課題 1
手術の体験記のうち、「少し怖くて、涙が出そうでした。」から「手術のあと、体に変化が出てきました。」までを、両端の語句も含めてそのまま書き写してください。
課題 2
手術の体験記の最後の文に続けて、その先を書き進めてください。

読む文章
════════
第一部⑤:手術を待つ間も、仕事を続けていた|手術とその後の体の変化

病気・治療の記録

手術を待つ間も、仕事を続けていた

腹腔鏡下で手術を受けることが決まってから、手術当日までは1か月以上ありました。

その間も通院はありましたが、仕事は普通に続けていました。

今振り返ると、仕事をしていてよかったと思います。

仕事をしている時間は、目の前のことをやらなければいけません。
そのため、癌についてずっと考えている暇がありませんでした。

もし何もすることがなく、家にいるだけだったら、朝から晩まで癌のことを考えていたと思います。

仕事をしている間だけは、いつもの生活に戻っていられたのだと思います。

手術の日を迎えて

そして、手術の日が来ました。

その年の12月、腹腔鏡下で子宮を摘出する手術を受けました。

手術室に入る前になると、少し怖くなってきました。

ここまで来たら、もう逃げることはできません。

担当の先生に、

「助けてください」

とお願いしました。

少し怖くて、涙が出そうでした。

それまで自分で調べて、手術の方法も選んできました。
でも、いざ手術室を前にすると、やっぱり怖かったのだと思います。

手術は朝一番から始まり、病室に戻ったのは夜の7時頃だったと思います。

病室に戻ったときには、もう一日が終わっていました。

手術のあと、気づいたら腫れていた

手術のあと、体に変化が出てきました。

術後数日から、腹部・下肢・鼠径部・陰部が腫れ始めました。
════════
提供された項目
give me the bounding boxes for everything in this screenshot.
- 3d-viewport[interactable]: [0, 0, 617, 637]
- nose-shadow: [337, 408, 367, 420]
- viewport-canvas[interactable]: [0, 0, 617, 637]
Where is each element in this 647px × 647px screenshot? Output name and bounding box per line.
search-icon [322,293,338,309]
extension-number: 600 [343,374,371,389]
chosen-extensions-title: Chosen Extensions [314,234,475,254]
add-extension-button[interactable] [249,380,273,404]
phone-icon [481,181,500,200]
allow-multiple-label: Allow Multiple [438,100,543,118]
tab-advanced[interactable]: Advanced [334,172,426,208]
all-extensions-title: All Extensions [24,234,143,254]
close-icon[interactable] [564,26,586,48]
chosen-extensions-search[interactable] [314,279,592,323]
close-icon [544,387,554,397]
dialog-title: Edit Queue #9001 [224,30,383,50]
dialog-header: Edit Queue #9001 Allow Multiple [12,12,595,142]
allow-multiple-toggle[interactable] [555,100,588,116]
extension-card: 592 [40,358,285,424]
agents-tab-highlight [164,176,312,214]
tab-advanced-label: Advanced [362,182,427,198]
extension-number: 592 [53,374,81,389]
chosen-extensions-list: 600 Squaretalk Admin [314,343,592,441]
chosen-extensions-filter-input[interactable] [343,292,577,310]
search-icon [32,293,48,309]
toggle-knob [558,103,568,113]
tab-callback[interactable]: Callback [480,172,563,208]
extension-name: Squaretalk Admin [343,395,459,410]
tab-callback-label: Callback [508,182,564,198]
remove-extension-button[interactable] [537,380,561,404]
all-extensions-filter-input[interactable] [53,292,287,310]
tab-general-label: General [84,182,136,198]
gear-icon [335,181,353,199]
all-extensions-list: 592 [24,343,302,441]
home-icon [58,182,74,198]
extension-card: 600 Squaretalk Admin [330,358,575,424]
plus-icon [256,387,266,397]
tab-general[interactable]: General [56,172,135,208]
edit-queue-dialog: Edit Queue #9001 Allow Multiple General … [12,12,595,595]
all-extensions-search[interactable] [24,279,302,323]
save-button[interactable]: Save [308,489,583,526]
════════
解答 1
少し怖くて、涙が出そうでした。

それまで自分で調べて、手術の方法も選んできました。
でも、いざ手術室を前にすると、やっぱり怖かったのだと思います。

手術は朝一番から始まり、病室に戻ったのは夜の7時頃だったと思います。

病室に戻ったときには、もう一日が終わっていました。

手術のあと、気づいたら腫れていた

手術のあと、体に変化が出てきました。

解答 2
手術前から、リンパ浮腫になることがあるとは聞いていました。

当時、医師か看護師からだったと思いますが、30%くらいの人がリンパ浮腫になると説明された記憶があります。

「できれば、その中には入りたくない」

そんなことを思っていました。

だから、術後に腫れが出てきたときも、

「これは手術したばかりだからかな」

「一時的な腫れだったらいいな」

と思っていました。

時間がたてば、体の中に吸収されて、元に戻るのではないか。

そんなふうに考えていました。

でも、腫れはなかなか引きませんでした。

手術の前日に入院し、手術から10日後に退院しました。

退院するときにも、まだ腫れは残っていました。

この腫れが、その後のリンパ浮腫につながっていくことになります。

手術が終われば、元の生活に戻れると思っていた

手術が終われば、あとは少しずつ回復して、元の生活に戻っていく。

当時は、そんなふうに考えていたのだと思います。

でも、実際にはそう簡単ではありませんでした。

手術が終わったあとには、これまでとは違う体の変化が残りました。

そして私は、翌年の2月には仕事に戻ることになります。